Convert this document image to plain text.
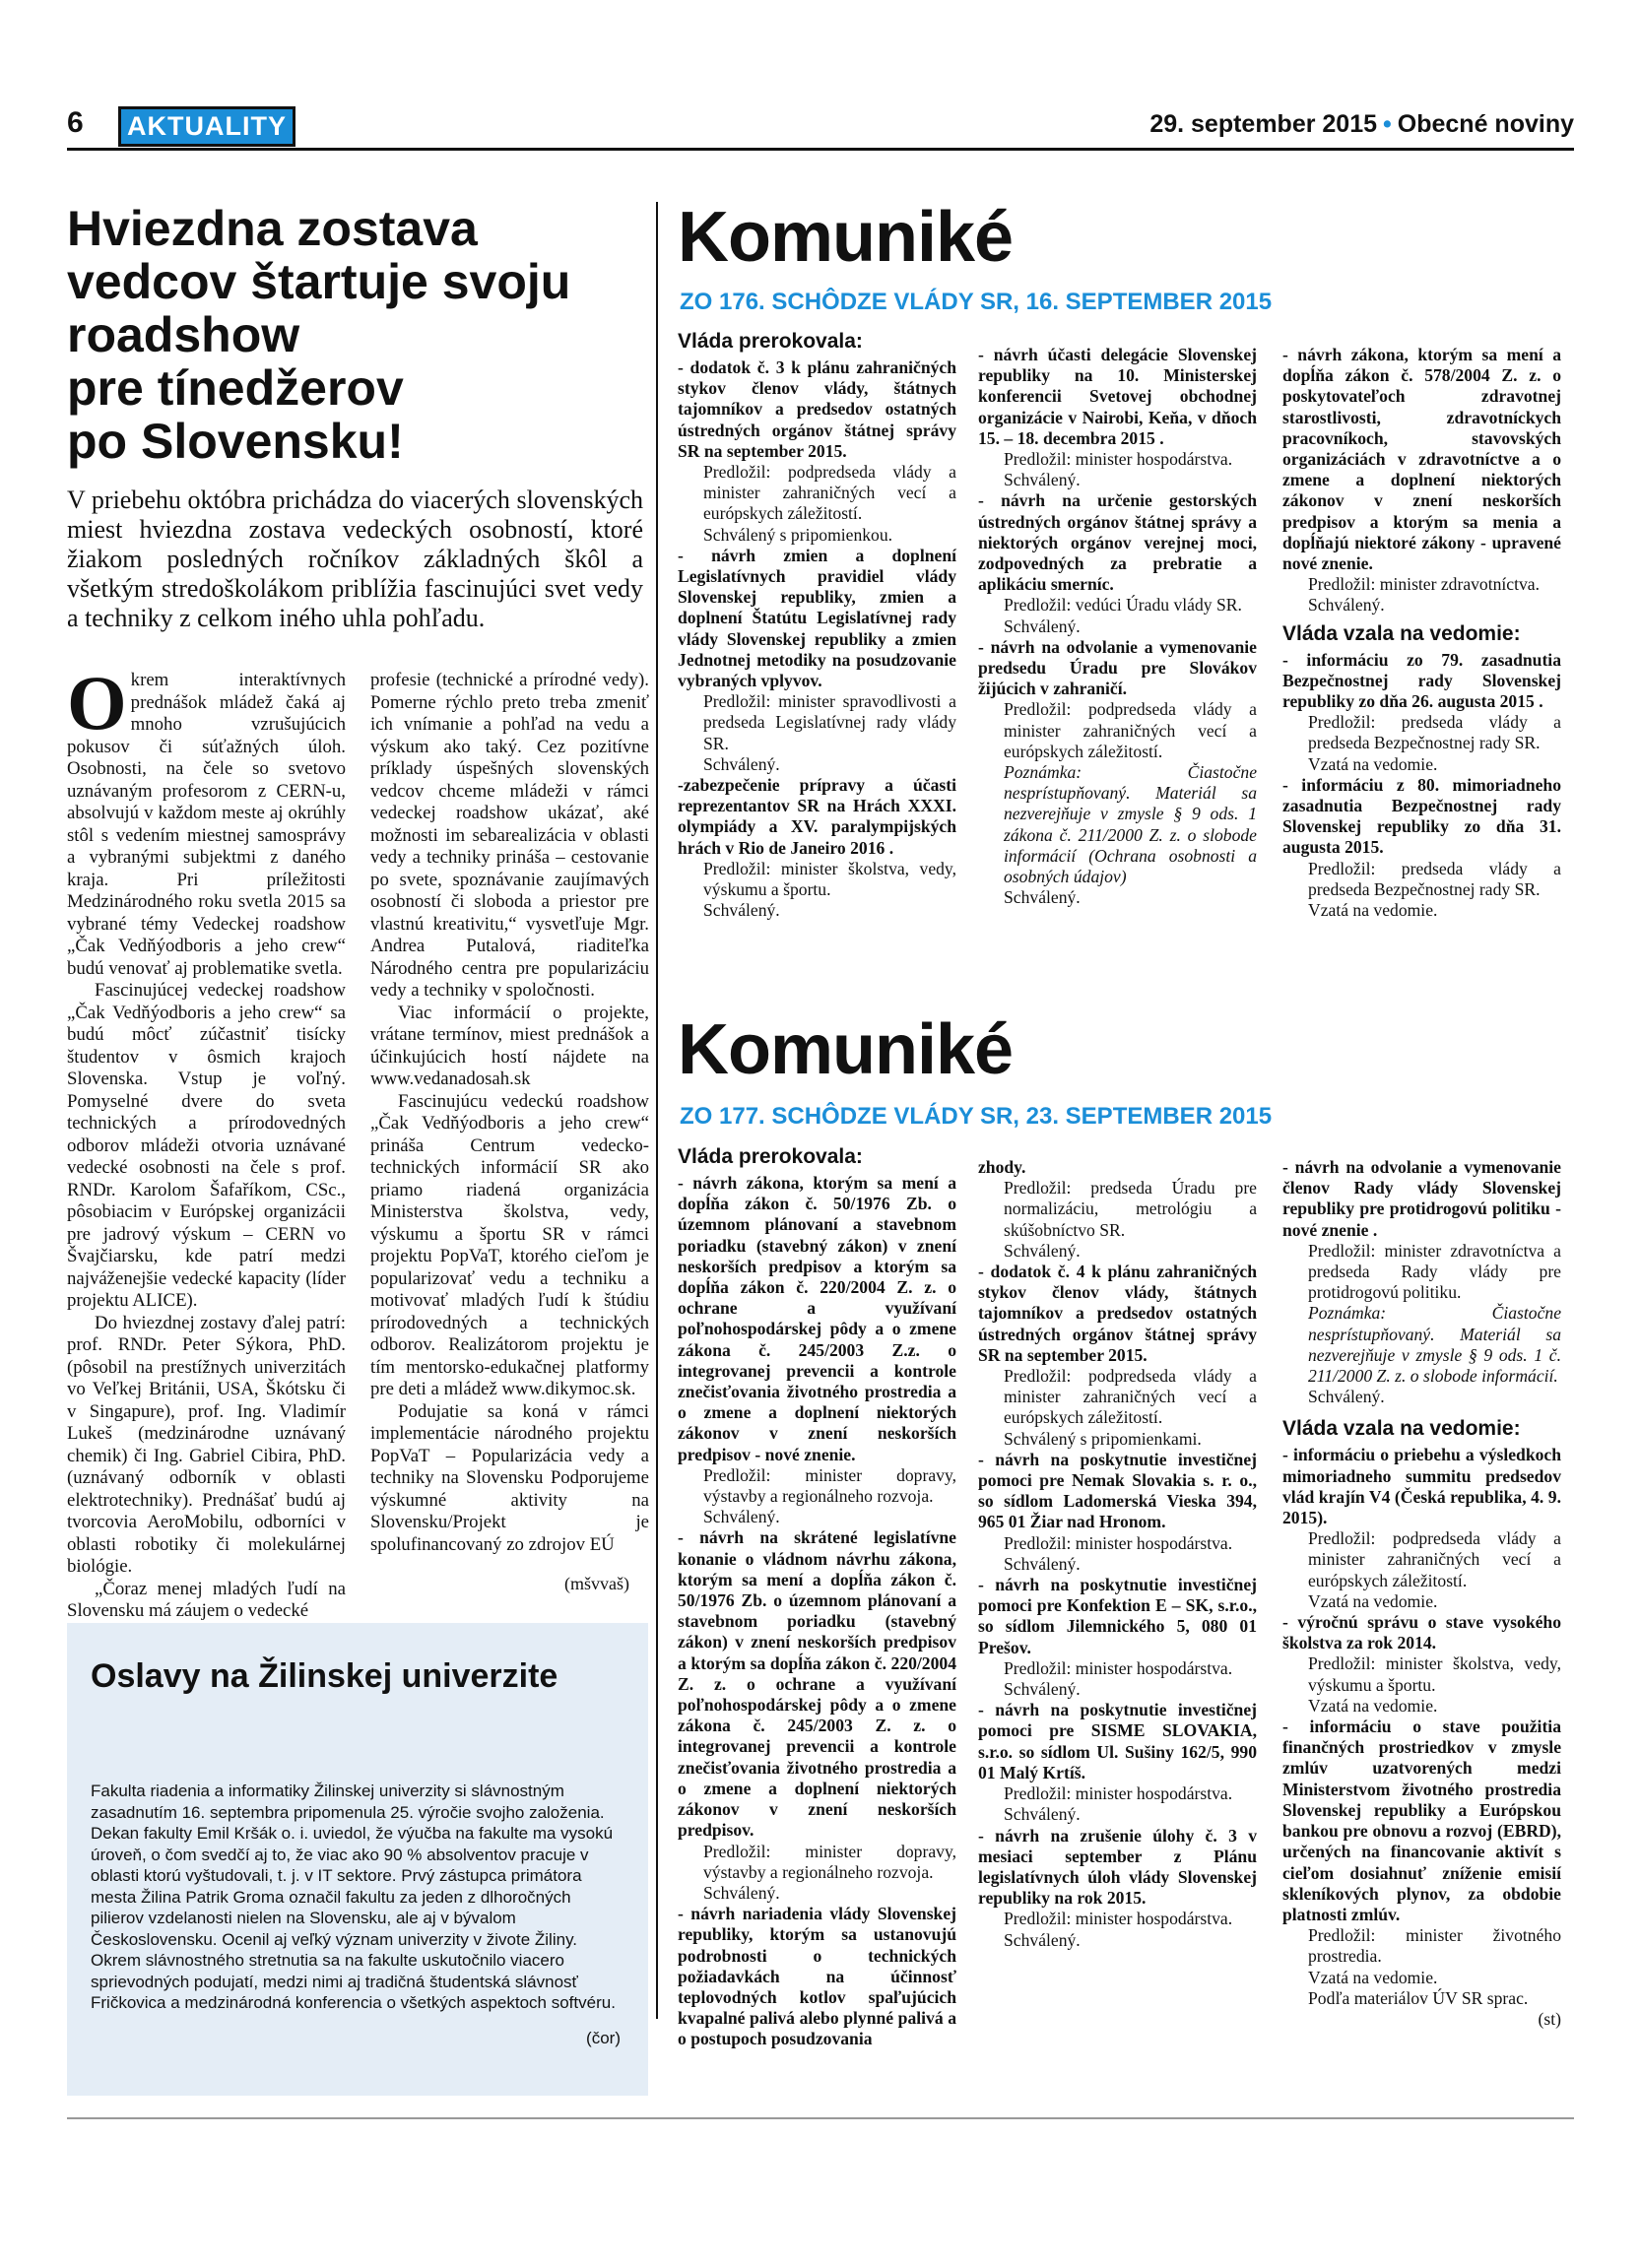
6	AKTUALITY	29. september 2015 • Obecné noviny
Hviezdna zostava
vedcov štartuje svoju
roadshow
pre tínedžerov
po Slovensku!

V priebehu októbra prichádza do viacerých slovenských miest hviezdna zostava vedeckých osobností, ktoré žiakom posledných ročníkov základných škôl a všetkým stredoškolákom priblížia fascinujúci svet vedy a techniky z celkom iného uhla pohľadu.

Okrem interaktívnych prednášok mládež čaká aj mnoho vzrušujúcich pokusov či súťažných úloh. Osobnosti, na čele so svetovo uznávaným profesorom z CERN-u, absolvujú v každom meste aj okrúhly stôl s vedením miestnej samosprávy a vybranými subjektmi z daného kraja. Pri príležitosti Medzinárodného roku svetla 2015 sa vybrané témy Vedeckej roadshow „Čak Vedňýodboris a jeho crew“ budú venovať aj problematike svetla.

Fascinujúcej vedeckej roadshow „Čak Vedňýodboris a jeho crew“ sa budú môcť zúčastniť tisícky študentov v ôsmich krajoch Slovenska. Vstup je voľný. Pomyselné dvere do sveta technických a prírodovedných odborov mládeži otvoria uznávané vedecké osobnosti na čele s prof. RNDr. Karolom Šafaříkom, CSc., pôsobiacim v Európskej organizácii pre jadrový výskum – CERN vo Švajčiarsku, kde patrí medzi najváženejšie vedecké kapacity (líder projektu ALICE).

Do hviezdnej zostavy ďalej patrí: prof. RNDr. Peter Sýkora, PhD. (pôsobil na prestížnych univerzitách vo Veľkej Británii, USA, Škótsku či v Singapure), prof. Ing. Vladimír Lukeš (medzinárodne uznávaný chemik) či Ing. Gabriel Cibira, PhD. (uznávaný odborník v oblasti elektrotechniky). Prednášať budú aj tvorcovia AeroMobilu, odborníci v oblasti robotiky či molekulárnej biológie.

„Čoraz menej mladých ľudí na Slovensku má záujem o vedecké

profesie (technické a prírodné vedy). Pomerne rýchlo preto treba zmeniť ich vnímanie a pohľad na vedu a výskum ako taký. Cez pozitívne príklady úspešných slovenských vedcov chceme mládeži v rámci vedeckej roadshow ukázať, aké možnosti im sebarealizácia v oblasti vedy a techniky prináša – cestovanie po svete, spoznávanie zaujímavých osobností či sloboda a priestor pre vlastnú kreativitu,“ vysvetľuje Mgr. Andrea Putalová, riaditeľka Národného centra pre popularizáciu vedy a techniky v spoločnosti.

Viac informácií o projekte, vrátane termínov, miest prednášok a účinkujúcich hostí nájdete na www.vedanadosah.sk

Fascinujúcu vedeckú roadshow „Čak Vedňýodboris a jeho crew“ prináša Centrum vedecko-technických informácií SR ako priamo riadená organizácia Ministerstva školstva, vedy, výskumu a športu SR v rámci projektu PopVaT, ktorého cieľom je popularizovať vedu a techniku a motivovať mladých ľudí k štúdiu prírodovedných a technických odborov. Realizátorom projektu je tím mentorsko-edukačnej platformy pre deti a mládež www.dikymoc.sk.

Podujatie sa koná v rámci implementácie národného projektu PopVaT – Popularizácia vedy a techniky na Slovensku Podporujeme výskumné aktivity na Slovensku/Projekt je spolufinancovaný zo zdrojov EÚ

(mšvvaš)
Oslavy na Žilinskej univerzite

Fakulta riadenia a informatiky Žilinskej univerzity si slávnostným zasadnutím 16. septembra pripomenula 25. výročie svojho založenia. Dekan fakulty Emil Kršák o. i. uviedol, že výučba na fakulte ma vysokú úroveň, o čom svedčí aj to, že viac ako 90 % absolventov pracuje v oblasti ktorú vyštudovali, t. j. v IT sektore. Prvý zástupca primátora mesta Žilina Patrik Groma označil fakultu za jeden z dlhoročných pilierov vzdelanosti nielen na Slovensku, ale aj v bývalom Československu. Ocenil aj veľký význam univerzity v živote Žiliny. Okrem slávnostného stretnutia sa na fakulte uskutočnilo viacero sprievodných podujatí, medzi nimi aj tradičná študentská slávnosť Fričkovica a medzinárodná konferencia o všetkých aspektoch softvéru.

(čor)
Komuniké

ZO 176. SCHÔDZE VLÁDY SR, 16. SEPTEMBER 2015

Vláda prerokovala:

- dodatok č. 3 k plánu zahraničných stykov členov vlády, štátnych tajomníkov a predsedov ostatných ústredných orgánov štátnej správy SR na september 2015.

Predložil: podpredseda vlády a minister zahraničných vecí a európskych záležitostí.

Schválený s pripomienkou.

- návrh zmien a doplnení Legislatívnych pravidiel vlády Slovenskej republiky, zmien a doplnení Štatútu Legislatívnej rady vlády Slovenskej republiky a zmien Jednotnej metodiky na posudzovanie vybraných vplyvov.

Predložil: minister spravodlivosti a predseda Legislatívnej rady vlády SR.

Schválený.

-zabezpečenie prípravy a účasti reprezentantov SR na Hrách XXXI. olympiády a XV. paralympijských hrách v Rio de Janeiro 2016 .

Predložil: minister školstva, vedy, výskumu a športu.

Schválený.

- návrh účasti delegácie Slovenskej republiky na 10. Ministerskej konferencii Svetovej obchodnej organizácie v Nairobi, Keňa, v dňoch 15. – 18. decembra 2015 .

Predložil: minister hospodárstva.

Schválený.

- návrh na určenie gestorských ústredných orgánov štátnej správy a niektorých orgánov verejnej moci, zodpovedných za prebratie a aplikáciu smerníc.

Predložil: vedúci Úradu vlády SR.

Schválený.

- návrh na odvolanie a vymenovanie predsedu Úradu pre Slovákov žijúcich v zahraničí.

Predložil: podpredseda vlády a minister zahraničných vecí a európskych záležitostí.

Poznámka: Čiastočne nesprístupňovaný. Materiál sa nezverejňuje v zmysle § 9 ods. 1 zákona č. 211/2000 Z. z. o slobode informácií (Ochrana osobnosti a osobných údajov)

Schválený.

- návrh zákona, ktorým sa mení a dopĺňa zákon č. 578/2004 Z. z. o poskytovateľoch zdravotnej starostlivosti, zdravotníckych pracovníkoch, stavovských organizáciách v zdravotníctve a o zmene a doplnení niektorých zákonov v znení neskorších predpisov a ktorým sa menia a dopĺňajú niektoré zákony - upravené nové znenie.

Predložil: minister zdravotníctva.

Schválený.

Vláda vzala na vedomie:

- informáciu zo 79. zasadnutia Bezpečnostnej rady Slovenskej republiky zo dňa 26. augusta 2015 .

Predložil: predseda vlády a predseda Bezpečnostnej rady SR.

Vzatá na vedomie.

- informáciu z 80. mimoriadneho zasadnutia Bezpečnostnej rady Slovenskej republiky zo dňa 31. augusta 2015.

Predložil: predseda vlády a predseda Bezpečnostnej rady SR.

Vzatá na vedomie.

Komuniké

ZO 177. SCHÔDZE VLÁDY SR, 23. SEPTEMBER 2015

Vláda prerokovala:

- návrh zákona, ktorým sa mení a dopĺňa zákon č. 50/1976 Zb. o územnom plánovaní a stavebnom poriadku (stavebný zákon) v znení neskorších predpisov a ktorým sa dopĺňa zákon č. 220/2004 Z. z. o ochrane a využívaní poľnohospodárskej pôdy a o zmene zákona č. 245/2003 Z.z. o integrovanej prevencii a kontrole znečisťovania životného prostredia a o zmene a doplnení niektorých zákonov v znení neskorších predpisov - nové znenie.

Predložil: minister dopravy, výstavby a regionálneho rozvoja.

Schválený.

- návrh na skrátené legislatívne konanie o vládnom návrhu zákona, ktorým sa mení a dopĺňa zákon č. 50/1976 Zb. o územnom plánovaní a stavebnom poriadku (stavebný zákon) v znení neskorších predpisov a ktorým sa dopĺňa zákon č. 220/2004 Z. z. o ochrane a využívaní poľnohospodárskej pôdy a o zmene zákona č. 245/2003 Z. z. o integrovanej prevencii a kontrole znečisťovania životného prostredia a o zmene a doplnení niektorých zákonov v znení neskorších predpisov.

Predložil: minister dopravy, výstavby a regionálneho rozvoja.

Schválený.

- návrh nariadenia vlády Slovenskej republiky, ktorým sa ustanovujú podrobnosti o technických požiadavkách na účinnosť teplovodných kotlov spaľujúcich kvapalné palivá alebo plynné palivá a o postupoch posudzovania

zhody.

Predložil: predseda Úradu pre normalizáciu, metrológiu a skúšobníctvo SR.

Schválený.

- dodatok č. 4 k plánu zahraničných stykov členov vlády, štátnych tajomníkov a predsedov ostatných ústredných orgánov štátnej správy SR na september 2015.

Predložil: podpredseda vlády a minister zahraničných vecí a európskych záležitostí.

Schválený s pripomienkami.

- návrh na poskytnutie investičnej pomoci pre Nemak Slovakia s. r. o., so sídlom Ladomerská Vieska 394, 965 01 Žiar nad Hronom.

Predložil: minister hospodárstva.

Schválený.

- návrh na poskytnutie investičnej pomoci pre Konfektion E – SK, s.r.o., so sídlom Jilemnického 5, 080 01 Prešov.

Predložil: minister hospodárstva.

Schválený.

- návrh na poskytnutie investičnej pomoci pre SISME SLOVAKIA, s.r.o. so sídlom Ul. Sušiny 162/5, 990 01 Malý Krtíš.

Predložil: minister hospodárstva.

Schválený.

- návrh na zrušenie úlohy č. 3 v mesiaci september z Plánu legislatívnych úloh vlády Slovenskej republiky na rok 2015.

Predložil: minister hospodárstva.

Schválený.

- návrh na odvolanie a vymenovanie členov Rady vlády Slovenskej republiky pre protidrogovú politiku - nové znenie .

Predložil: minister zdravotníctva a predseda Rady vlády pre protidrogovú politiku.

Poznámka: Čiastočne nesprístupňovaný. Materiál sa nezverejňuje v zmysle § 9 ods. 1 č. 211/2000 Z. z. o slobode informácií.

Schválený.

Vláda vzala na vedomie:

- informáciu o priebehu a výsledkoch mimoriadneho summitu predsedov vlád krajín V4 (Česká republika, 4. 9. 2015).

Predložil: podpredseda vlády a minister zahraničných vecí a európskych záležitostí.

Vzatá na vedomie.

- výročnú správu o stave vysokého školstva za rok 2014.

Predložil: minister školstva, vedy, výskumu a športu.

Vzatá na vedomie.

- informáciu o stave použitia finančných prostriedkov v zmysle zmlúv uzatvorených medzi Ministerstvom životného prostredia Slovenskej republiky a Európskou bankou pre obnovu a rozvoj (EBRD), určených na financovanie aktivít s cieľom dosiahnuť zníženie emisií skleníkových plynov, za obdobie platnosti zmlúv.

Predložil: minister životného prostredia.

Vzatá na vedomie.

Podľa materiálov ÚV SR sprac.

(st)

Exercise details -
Identify how many lines in the entries above contain the word "politiku" and provide only that figure.

Answer to the problem -
2